::: INPUT RECORDS
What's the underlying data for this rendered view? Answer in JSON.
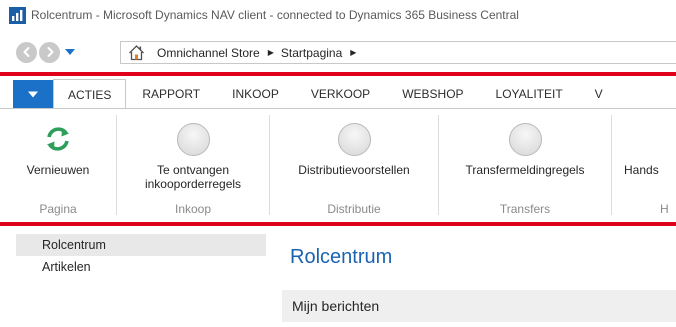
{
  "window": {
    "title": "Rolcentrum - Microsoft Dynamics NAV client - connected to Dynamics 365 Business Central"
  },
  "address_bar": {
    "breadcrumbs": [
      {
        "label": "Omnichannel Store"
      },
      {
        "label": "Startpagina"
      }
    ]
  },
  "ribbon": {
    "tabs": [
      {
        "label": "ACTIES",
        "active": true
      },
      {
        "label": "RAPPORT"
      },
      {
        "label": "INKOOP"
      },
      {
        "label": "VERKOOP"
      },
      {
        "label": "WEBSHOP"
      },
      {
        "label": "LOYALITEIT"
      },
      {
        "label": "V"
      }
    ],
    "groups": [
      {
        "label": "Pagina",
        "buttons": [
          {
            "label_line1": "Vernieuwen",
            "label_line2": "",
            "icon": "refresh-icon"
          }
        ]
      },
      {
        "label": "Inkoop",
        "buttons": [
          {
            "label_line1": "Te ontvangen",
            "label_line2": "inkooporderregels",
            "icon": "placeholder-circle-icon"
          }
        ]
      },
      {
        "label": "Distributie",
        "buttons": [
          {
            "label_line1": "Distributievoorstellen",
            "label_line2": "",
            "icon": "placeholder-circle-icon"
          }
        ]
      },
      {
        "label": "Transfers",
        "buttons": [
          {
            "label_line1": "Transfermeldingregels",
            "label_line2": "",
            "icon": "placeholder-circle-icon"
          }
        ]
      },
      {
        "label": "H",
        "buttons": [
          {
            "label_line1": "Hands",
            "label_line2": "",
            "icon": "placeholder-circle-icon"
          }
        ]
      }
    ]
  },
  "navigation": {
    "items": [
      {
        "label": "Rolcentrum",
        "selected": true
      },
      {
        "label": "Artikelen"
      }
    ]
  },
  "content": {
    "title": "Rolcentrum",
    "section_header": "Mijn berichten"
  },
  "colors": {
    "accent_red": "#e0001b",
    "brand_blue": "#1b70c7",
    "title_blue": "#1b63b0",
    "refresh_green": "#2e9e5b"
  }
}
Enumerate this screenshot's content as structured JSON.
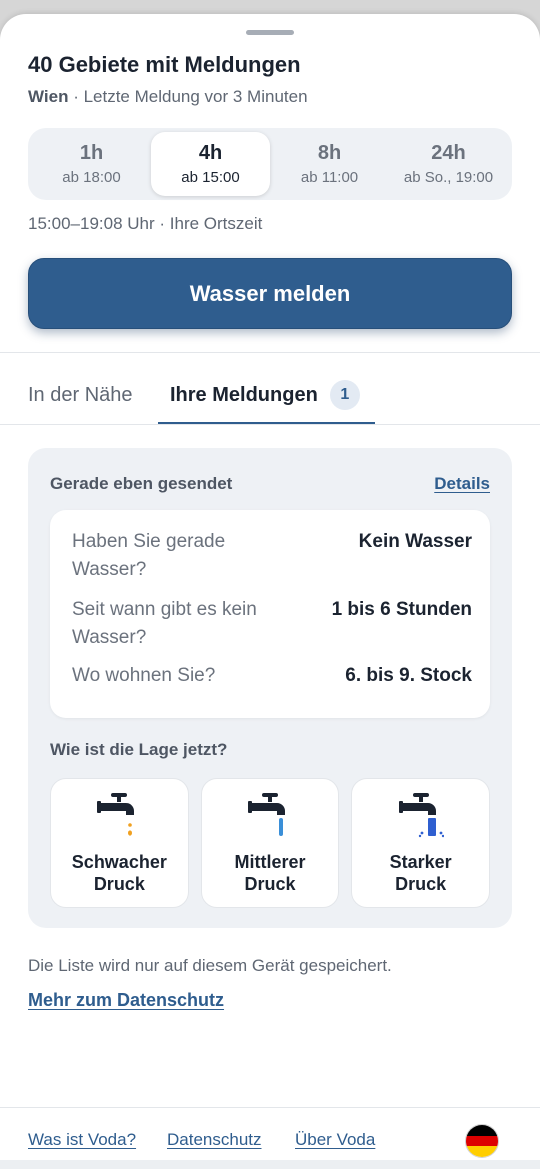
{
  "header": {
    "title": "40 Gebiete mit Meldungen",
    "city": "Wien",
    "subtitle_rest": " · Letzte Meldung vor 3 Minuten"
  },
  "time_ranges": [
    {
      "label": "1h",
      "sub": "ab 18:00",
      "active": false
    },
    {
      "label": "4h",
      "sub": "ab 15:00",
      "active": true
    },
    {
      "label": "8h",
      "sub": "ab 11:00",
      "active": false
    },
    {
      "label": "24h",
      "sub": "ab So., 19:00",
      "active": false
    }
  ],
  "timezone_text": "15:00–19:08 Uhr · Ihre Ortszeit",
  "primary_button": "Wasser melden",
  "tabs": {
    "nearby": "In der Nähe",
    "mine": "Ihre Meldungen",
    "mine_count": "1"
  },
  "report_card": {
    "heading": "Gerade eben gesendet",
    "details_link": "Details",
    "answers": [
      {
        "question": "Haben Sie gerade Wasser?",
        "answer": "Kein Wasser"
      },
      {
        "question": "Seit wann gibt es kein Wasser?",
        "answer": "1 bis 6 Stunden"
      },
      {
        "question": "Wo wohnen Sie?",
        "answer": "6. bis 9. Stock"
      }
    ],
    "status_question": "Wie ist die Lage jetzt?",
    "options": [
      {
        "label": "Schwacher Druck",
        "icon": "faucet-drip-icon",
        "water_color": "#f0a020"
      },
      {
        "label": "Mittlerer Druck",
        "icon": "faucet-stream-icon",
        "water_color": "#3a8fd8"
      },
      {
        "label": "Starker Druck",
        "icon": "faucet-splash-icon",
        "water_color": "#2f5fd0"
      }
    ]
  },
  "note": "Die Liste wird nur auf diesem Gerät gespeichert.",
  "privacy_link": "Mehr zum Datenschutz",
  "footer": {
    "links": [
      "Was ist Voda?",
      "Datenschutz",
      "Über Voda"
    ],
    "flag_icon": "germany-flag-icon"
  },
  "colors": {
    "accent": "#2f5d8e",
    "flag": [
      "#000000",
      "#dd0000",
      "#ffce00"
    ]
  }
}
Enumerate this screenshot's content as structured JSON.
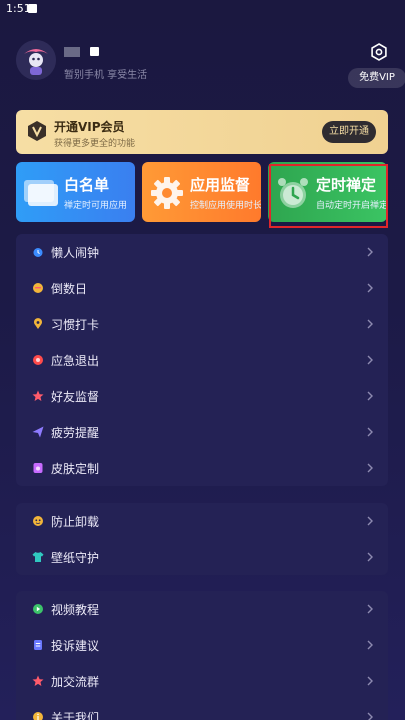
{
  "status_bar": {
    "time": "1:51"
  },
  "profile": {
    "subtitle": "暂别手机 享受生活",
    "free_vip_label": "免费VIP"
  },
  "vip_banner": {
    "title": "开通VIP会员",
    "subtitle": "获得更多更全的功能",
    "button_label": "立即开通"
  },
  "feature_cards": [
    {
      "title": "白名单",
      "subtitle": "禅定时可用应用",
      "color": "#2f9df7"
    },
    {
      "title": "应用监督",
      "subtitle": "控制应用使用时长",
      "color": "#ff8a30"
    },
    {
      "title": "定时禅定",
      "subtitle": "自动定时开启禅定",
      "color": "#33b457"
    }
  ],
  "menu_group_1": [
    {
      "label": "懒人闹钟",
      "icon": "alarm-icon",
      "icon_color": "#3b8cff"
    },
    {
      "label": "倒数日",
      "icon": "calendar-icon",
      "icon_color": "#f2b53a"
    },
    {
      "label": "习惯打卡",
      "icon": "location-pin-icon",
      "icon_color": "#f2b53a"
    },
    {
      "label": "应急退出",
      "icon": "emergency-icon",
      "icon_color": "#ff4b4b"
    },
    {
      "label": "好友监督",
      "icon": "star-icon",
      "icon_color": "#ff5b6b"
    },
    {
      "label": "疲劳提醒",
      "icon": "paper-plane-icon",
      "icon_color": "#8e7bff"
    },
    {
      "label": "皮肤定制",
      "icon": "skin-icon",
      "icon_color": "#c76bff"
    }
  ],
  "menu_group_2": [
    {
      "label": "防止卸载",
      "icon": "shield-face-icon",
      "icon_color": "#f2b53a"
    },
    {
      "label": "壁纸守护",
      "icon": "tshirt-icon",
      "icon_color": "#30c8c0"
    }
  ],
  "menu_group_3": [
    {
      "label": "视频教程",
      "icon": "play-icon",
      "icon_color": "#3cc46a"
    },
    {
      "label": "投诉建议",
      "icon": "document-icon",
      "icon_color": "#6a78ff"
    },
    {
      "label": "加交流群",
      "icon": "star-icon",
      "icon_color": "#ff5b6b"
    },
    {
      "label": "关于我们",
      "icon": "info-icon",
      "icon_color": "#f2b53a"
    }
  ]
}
::::::
**WHAT NEEDS TO BE DONE:**
Pictures in the records above should not be copied. Repeat everything else exactly.

**RESULT:**
What's the underlying data for this rendered view? Answer in JSON.
{
  "window": {
    "title": "Rolcentrum - Microsoft Dynamics NAV client - connected to Dynamics 365 Business Central"
  },
  "address_bar": {
    "breadcrumbs": [
      {
        "label": "Omnichannel Store"
      },
      {
        "label": "Startpagina"
      }
    ]
  },
  "ribbon": {
    "tabs": [
      {
        "label": "ACTIES",
        "active": true
      },
      {
        "label": "RAPPORT"
      },
      {
        "label": "INKOOP"
      },
      {
        "label": "VERKOOP"
      },
      {
        "label": "WEBSHOP"
      },
      {
        "label": "LOYALITEIT"
      },
      {
        "label": "V"
      }
    ],
    "groups": [
      {
        "label": "Pagina",
        "buttons": [
          {
            "label_line1": "Vernieuwen",
            "label_line2": "",
            "icon": "refresh-icon"
          }
        ]
      },
      {
        "label": "Inkoop",
        "buttons": [
          {
            "label_line1": "Te ontvangen",
            "label_line2": "inkooporderregels",
            "icon": "placeholder-circle-icon"
          }
        ]
      },
      {
        "label": "Distributie",
        "buttons": [
          {
            "label_line1": "Distributievoorstellen",
            "label_line2": "",
            "icon": "placeholder-circle-icon"
          }
        ]
      },
      {
        "label": "Transfers",
        "buttons": [
          {
            "label_line1": "Transfermeldingregels",
            "label_line2": "",
            "icon": "placeholder-circle-icon"
          }
        ]
      },
      {
        "label": "H",
        "buttons": [
          {
            "label_line1": "Hands",
            "label_line2": "",
            "icon": "placeholder-circle-icon"
          }
        ]
      }
    ]
  },
  "navigation": {
    "items": [
      {
        "label": "Rolcentrum",
        "selected": true
      },
      {
        "label": "Artikelen"
      }
    ]
  },
  "content": {
    "title": "Rolcentrum",
    "section_header": "Mijn berichten"
  },
  "colors": {
    "accent_red": "#e0001b",
    "brand_blue": "#1b70c7",
    "title_blue": "#1b63b0",
    "refresh_green": "#2e9e5b"
  }
}
Enumerate this screenshot's content as structured JSON.
{
  "header": {
    "title": "40 Gebiete mit Meldungen",
    "city": "Wien",
    "subtitle_rest": " · Letzte Meldung vor 3 Minuten"
  },
  "time_ranges": [
    {
      "label": "1h",
      "sub": "ab 18:00",
      "active": false
    },
    {
      "label": "4h",
      "sub": "ab 15:00",
      "active": true
    },
    {
      "label": "8h",
      "sub": "ab 11:00",
      "active": false
    },
    {
      "label": "24h",
      "sub": "ab So., 19:00",
      "active": false
    }
  ],
  "timezone_text": "15:00–19:08 Uhr · Ihre Ortszeit",
  "primary_button": "Wasser melden",
  "tabs": {
    "nearby": "In der Nähe",
    "mine": "Ihre Meldungen",
    "mine_count": "1"
  },
  "report_card": {
    "heading": "Gerade eben gesendet",
    "details_link": "Details",
    "answers": [
      {
        "question": "Haben Sie gerade Wasser?",
        "answer": "Kein Wasser"
      },
      {
        "question": "Seit wann gibt es kein Wasser?",
        "answer": "1 bis 6 Stunden"
      },
      {
        "question": "Wo wohnen Sie?",
        "answer": "6. bis 9. Stock"
      }
    ],
    "status_question": "Wie ist die Lage jetzt?",
    "options": [
      {
        "label": "Schwacher Druck",
        "icon": "faucet-drip-icon",
        "water_color": "#f0a020"
      },
      {
        "label": "Mittlerer Druck",
        "icon": "faucet-stream-icon",
        "water_color": "#3a8fd8"
      },
      {
        "label": "Starker Druck",
        "icon": "faucet-splash-icon",
        "water_color": "#2f5fd0"
      }
    ]
  },
  "note": "Die Liste wird nur auf diesem Gerät gespeichert.",
  "privacy_link": "Mehr zum Datenschutz",
  "footer": {
    "links": [
      "Was ist Voda?",
      "Datenschutz",
      "Über Voda"
    ],
    "flag_icon": "germany-flag-icon"
  },
  "colors": {
    "accent": "#2f5d8e",
    "flag": [
      "#000000",
      "#dd0000",
      "#ffce00"
    ]
  }
}
Enumerate this screenshot's content as structured JSON.
{
  "status_bar": {
    "time": "1:51"
  },
  "profile": {
    "subtitle": "暂别手机 享受生活",
    "free_vip_label": "免费VIP"
  },
  "vip_banner": {
    "title": "开通VIP会员",
    "subtitle": "获得更多更全的功能",
    "button_label": "立即开通"
  },
  "feature_cards": [
    {
      "title": "白名单",
      "subtitle": "禅定时可用应用",
      "color": "#2f9df7"
    },
    {
      "title": "应用监督",
      "subtitle": "控制应用使用时长",
      "color": "#ff8a30"
    },
    {
      "title": "定时禅定",
      "subtitle": "自动定时开启禅定",
      "color": "#33b457"
    }
  ],
  "menu_group_1": [
    {
      "label": "懒人闹钟",
      "icon": "alarm-icon",
      "icon_color": "#3b8cff"
    },
    {
      "label": "倒数日",
      "icon": "calendar-icon",
      "icon_color": "#f2b53a"
    },
    {
      "label": "习惯打卡",
      "icon": "location-pin-icon",
      "icon_color": "#f2b53a"
    },
    {
      "label": "应急退出",
      "icon": "emergency-icon",
      "icon_color": "#ff4b4b"
    },
    {
      "label": "好友监督",
      "icon": "star-icon",
      "icon_color": "#ff5b6b"
    },
    {
      "label": "疲劳提醒",
      "icon": "paper-plane-icon",
      "icon_color": "#8e7bff"
    },
    {
      "label": "皮肤定制",
      "icon": "skin-icon",
      "icon_color": "#c76bff"
    }
  ],
  "menu_group_2": [
    {
      "label": "防止卸载",
      "icon": "shield-face-icon",
      "icon_color": "#f2b53a"
    },
    {
      "label": "壁纸守护",
      "icon": "tshirt-icon",
      "icon_color": "#30c8c0"
    }
  ],
  "menu_group_3": [
    {
      "label": "视频教程",
      "icon": "play-icon",
      "icon_color": "#3cc46a"
    },
    {
      "label": "投诉建议",
      "icon": "document-icon",
      "icon_color": "#6a78ff"
    },
    {
      "label": "加交流群",
      "icon": "star-icon",
      "icon_color": "#ff5b6b"
    },
    {
      "label": "关于我们",
      "icon": "info-icon",
      "icon_color": "#f2b53a"
    }
  ]
}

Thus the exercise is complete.